** START OF Task material **

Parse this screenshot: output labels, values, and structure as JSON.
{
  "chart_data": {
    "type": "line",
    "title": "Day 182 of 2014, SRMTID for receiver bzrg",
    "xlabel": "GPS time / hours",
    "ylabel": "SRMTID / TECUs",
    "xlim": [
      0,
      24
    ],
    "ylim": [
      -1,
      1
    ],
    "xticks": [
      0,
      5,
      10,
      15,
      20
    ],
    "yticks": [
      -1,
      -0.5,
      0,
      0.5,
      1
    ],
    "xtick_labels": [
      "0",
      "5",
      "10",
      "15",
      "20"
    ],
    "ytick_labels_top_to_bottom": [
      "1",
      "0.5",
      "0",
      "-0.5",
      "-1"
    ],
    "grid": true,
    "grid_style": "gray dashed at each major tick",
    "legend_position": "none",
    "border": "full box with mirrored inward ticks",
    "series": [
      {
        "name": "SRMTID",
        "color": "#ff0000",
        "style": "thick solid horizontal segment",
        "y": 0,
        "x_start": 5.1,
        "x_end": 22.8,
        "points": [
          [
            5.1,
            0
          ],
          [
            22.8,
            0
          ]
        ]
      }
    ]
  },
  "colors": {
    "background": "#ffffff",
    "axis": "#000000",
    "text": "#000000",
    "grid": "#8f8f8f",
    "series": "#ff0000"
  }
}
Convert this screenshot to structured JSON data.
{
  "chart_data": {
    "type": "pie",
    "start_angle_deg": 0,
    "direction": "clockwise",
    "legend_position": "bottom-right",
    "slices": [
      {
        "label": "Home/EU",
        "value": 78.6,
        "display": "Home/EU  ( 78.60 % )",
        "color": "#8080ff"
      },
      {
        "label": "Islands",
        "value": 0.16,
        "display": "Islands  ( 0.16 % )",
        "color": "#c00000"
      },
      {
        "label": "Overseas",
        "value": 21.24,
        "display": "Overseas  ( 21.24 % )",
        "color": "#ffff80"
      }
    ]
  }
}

** END OF Task material **

Instructions to follow: Return every record, word for word.

Final result:
Parse this screenshot: output labels, values, and structure as JSON.
{
  "chart_data": {
    "type": "line",
    "title": "Day 182 of 2014, SRMTID for receiver bzrg",
    "xlabel": "GPS time / hours",
    "ylabel": "SRMTID / TECUs",
    "xlim": [
      0,
      24
    ],
    "ylim": [
      -1,
      1
    ],
    "xticks": [
      0,
      5,
      10,
      15,
      20
    ],
    "yticks": [
      -1,
      -0.5,
      0,
      0.5,
      1
    ],
    "xtick_labels": [
      "0",
      "5",
      "10",
      "15",
      "20"
    ],
    "ytick_labels_top_to_bottom": [
      "1",
      "0.5",
      "0",
      "-0.5",
      "-1"
    ],
    "grid": true,
    "grid_style": "gray dashed at each major tick",
    "legend_position": "none",
    "border": "full box with mirrored inward ticks",
    "series": [
      {
        "name": "SRMTID",
        "color": "#ff0000",
        "style": "thick solid horizontal segment",
        "y": 0,
        "x_start": 5.1,
        "x_end": 22.8,
        "points": [
          [
            5.1,
            0
          ],
          [
            22.8,
            0
          ]
        ]
      }
    ]
  },
  "colors": {
    "background": "#ffffff",
    "axis": "#000000",
    "text": "#000000",
    "grid": "#8f8f8f",
    "series": "#ff0000"
  }
}
Convert this screenshot to structured JSON data.
{
  "chart_data": {
    "type": "pie",
    "start_angle_deg": 0,
    "direction": "clockwise",
    "legend_position": "bottom-right",
    "slices": [
      {
        "label": "Home/EU",
        "value": 78.6,
        "display": "Home/EU  ( 78.60 % )",
        "color": "#8080ff"
      },
      {
        "label": "Islands",
        "value": 0.16,
        "display": "Islands  ( 0.16 % )",
        "color": "#c00000"
      },
      {
        "label": "Overseas",
        "value": 21.24,
        "display": "Overseas  ( 21.24 % )",
        "color": "#ffff80"
      }
    ]
  }
}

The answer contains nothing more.